Compile every line that includes the word "states".

(Data items)
---
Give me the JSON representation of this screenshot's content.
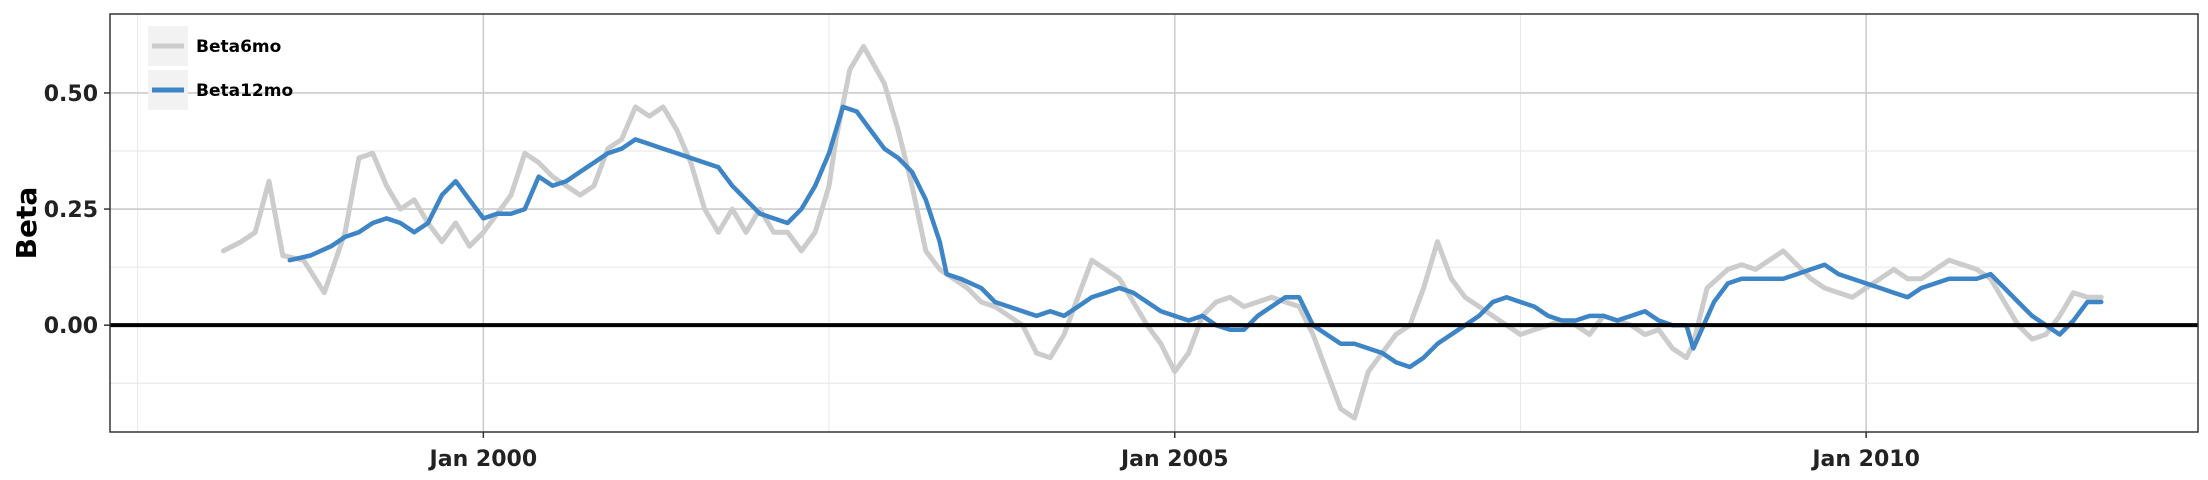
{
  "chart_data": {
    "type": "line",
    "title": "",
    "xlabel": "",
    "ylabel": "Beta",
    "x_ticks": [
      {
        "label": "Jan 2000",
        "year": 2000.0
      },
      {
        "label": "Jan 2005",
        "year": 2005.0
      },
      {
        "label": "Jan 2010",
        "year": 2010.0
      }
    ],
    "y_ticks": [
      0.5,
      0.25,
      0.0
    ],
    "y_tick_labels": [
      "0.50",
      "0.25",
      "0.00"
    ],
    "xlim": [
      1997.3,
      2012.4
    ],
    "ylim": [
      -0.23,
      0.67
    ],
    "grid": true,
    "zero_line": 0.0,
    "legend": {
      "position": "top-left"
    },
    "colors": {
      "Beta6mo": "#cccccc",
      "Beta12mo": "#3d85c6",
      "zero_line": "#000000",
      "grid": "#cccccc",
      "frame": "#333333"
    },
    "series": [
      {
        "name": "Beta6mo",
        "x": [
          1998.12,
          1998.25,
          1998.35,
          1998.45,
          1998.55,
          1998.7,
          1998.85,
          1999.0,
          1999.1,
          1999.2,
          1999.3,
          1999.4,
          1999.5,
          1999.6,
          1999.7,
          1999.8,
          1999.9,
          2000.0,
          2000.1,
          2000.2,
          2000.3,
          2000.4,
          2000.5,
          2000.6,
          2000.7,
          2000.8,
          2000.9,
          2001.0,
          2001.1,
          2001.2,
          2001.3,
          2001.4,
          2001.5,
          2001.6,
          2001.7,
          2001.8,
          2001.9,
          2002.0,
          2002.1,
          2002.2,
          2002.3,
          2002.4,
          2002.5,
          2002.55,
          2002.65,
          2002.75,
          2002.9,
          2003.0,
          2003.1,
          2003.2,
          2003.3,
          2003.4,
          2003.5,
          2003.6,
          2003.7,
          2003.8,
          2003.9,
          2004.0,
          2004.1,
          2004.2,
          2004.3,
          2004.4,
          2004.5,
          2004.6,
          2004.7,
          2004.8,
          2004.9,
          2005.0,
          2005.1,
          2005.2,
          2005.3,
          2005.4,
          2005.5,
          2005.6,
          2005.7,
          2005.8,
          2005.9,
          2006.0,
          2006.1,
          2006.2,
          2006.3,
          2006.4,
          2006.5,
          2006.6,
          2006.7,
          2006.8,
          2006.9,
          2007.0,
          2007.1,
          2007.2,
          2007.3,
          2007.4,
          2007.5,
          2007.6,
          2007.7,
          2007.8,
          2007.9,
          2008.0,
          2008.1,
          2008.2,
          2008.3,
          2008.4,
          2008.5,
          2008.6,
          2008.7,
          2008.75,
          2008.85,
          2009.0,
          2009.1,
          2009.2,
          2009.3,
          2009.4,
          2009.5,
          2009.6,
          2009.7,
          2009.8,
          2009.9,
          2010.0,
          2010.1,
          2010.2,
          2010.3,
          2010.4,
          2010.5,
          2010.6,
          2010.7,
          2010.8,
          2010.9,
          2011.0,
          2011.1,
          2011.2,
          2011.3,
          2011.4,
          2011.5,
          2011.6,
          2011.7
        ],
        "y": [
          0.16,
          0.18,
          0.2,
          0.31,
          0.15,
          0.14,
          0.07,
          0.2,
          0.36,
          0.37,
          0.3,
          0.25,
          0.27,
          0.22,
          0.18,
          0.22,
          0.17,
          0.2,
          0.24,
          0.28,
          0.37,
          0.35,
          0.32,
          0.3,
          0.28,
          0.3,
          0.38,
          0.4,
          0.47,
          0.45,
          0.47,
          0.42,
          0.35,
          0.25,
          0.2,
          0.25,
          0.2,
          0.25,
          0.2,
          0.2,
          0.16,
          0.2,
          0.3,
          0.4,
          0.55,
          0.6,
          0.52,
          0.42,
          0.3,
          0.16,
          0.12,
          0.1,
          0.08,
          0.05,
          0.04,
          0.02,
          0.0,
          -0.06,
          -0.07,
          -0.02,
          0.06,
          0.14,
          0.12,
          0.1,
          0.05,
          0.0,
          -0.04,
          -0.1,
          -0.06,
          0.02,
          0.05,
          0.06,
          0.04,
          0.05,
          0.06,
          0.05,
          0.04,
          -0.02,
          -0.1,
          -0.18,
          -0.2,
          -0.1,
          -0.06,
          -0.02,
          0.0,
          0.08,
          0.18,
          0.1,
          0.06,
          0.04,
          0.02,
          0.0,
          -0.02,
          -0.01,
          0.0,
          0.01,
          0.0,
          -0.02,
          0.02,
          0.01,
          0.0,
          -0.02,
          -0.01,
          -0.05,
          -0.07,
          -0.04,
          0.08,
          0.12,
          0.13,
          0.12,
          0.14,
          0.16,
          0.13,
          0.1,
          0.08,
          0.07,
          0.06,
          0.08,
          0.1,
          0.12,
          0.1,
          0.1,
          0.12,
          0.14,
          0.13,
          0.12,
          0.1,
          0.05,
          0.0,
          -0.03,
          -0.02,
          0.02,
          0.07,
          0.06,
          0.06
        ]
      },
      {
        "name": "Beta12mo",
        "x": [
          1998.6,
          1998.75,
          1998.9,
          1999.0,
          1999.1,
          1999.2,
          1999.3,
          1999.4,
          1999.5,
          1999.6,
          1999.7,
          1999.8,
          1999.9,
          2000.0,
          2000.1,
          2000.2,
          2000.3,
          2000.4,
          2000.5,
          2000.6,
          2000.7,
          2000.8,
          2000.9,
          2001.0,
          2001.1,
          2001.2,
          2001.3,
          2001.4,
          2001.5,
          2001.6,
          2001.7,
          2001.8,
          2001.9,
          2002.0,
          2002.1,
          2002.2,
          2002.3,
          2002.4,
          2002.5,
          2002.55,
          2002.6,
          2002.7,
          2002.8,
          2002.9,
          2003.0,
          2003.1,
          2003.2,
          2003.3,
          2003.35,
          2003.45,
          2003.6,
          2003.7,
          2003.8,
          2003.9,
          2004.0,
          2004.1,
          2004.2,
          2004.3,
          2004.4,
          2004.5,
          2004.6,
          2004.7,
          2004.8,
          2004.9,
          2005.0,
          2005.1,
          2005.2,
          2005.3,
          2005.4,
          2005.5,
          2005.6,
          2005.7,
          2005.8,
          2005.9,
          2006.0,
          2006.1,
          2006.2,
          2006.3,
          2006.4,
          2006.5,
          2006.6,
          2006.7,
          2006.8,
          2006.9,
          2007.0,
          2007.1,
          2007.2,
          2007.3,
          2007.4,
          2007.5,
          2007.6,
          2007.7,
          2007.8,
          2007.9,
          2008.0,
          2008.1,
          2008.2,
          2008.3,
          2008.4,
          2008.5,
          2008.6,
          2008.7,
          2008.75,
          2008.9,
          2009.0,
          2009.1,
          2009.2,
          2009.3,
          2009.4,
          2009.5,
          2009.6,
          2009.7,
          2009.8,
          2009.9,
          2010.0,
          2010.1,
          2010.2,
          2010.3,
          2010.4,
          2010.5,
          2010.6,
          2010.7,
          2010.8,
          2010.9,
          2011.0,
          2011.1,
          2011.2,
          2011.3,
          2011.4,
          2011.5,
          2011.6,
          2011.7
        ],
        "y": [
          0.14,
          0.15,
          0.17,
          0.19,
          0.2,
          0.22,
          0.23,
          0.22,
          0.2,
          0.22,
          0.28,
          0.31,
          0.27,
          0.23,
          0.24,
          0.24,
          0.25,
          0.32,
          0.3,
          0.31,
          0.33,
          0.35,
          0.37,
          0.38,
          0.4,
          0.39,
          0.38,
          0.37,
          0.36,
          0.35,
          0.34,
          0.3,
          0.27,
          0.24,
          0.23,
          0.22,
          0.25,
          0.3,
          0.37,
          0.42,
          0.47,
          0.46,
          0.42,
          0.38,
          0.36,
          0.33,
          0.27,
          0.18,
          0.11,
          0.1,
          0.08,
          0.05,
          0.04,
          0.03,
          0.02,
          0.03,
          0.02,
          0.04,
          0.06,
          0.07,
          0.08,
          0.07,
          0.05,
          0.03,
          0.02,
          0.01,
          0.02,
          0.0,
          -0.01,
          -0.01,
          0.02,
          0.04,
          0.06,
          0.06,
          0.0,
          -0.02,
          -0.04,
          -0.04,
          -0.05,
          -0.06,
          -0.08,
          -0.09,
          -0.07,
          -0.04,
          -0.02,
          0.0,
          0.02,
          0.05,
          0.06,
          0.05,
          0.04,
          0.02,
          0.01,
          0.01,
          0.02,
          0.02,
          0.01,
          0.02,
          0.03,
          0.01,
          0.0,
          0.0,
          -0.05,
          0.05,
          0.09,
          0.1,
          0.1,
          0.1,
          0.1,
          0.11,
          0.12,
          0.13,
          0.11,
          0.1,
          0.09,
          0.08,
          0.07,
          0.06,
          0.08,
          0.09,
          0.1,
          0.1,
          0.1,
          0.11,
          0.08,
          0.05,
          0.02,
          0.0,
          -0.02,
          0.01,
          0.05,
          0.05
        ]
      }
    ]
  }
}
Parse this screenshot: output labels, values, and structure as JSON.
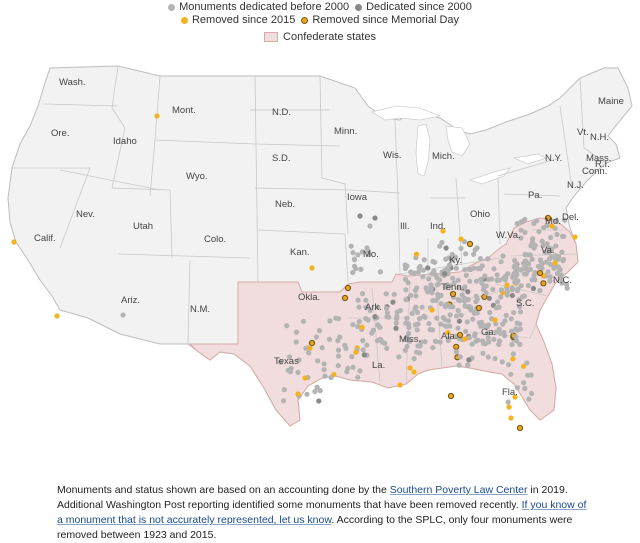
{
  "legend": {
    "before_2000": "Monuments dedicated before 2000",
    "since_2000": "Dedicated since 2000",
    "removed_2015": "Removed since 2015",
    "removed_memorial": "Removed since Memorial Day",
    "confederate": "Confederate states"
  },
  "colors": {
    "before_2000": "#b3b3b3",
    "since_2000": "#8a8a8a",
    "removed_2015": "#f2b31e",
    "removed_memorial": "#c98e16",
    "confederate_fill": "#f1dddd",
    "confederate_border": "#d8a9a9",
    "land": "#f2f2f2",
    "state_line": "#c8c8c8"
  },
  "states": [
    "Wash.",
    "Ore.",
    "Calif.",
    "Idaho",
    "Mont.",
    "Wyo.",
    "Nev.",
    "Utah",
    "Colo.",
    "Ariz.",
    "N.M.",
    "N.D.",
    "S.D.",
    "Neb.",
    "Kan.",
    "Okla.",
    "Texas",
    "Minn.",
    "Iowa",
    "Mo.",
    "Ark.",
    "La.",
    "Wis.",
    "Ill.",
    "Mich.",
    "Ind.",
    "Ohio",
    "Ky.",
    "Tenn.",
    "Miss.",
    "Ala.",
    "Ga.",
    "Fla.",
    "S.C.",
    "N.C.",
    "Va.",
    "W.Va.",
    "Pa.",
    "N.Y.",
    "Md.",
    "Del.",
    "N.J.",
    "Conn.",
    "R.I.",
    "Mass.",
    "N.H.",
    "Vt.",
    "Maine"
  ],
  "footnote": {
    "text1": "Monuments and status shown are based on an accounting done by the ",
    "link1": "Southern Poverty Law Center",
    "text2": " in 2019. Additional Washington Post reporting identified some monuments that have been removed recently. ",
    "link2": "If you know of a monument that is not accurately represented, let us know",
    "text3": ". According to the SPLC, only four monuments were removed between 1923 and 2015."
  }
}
---
# [Task output]
    "confederate": "Confederate states"
  "states": [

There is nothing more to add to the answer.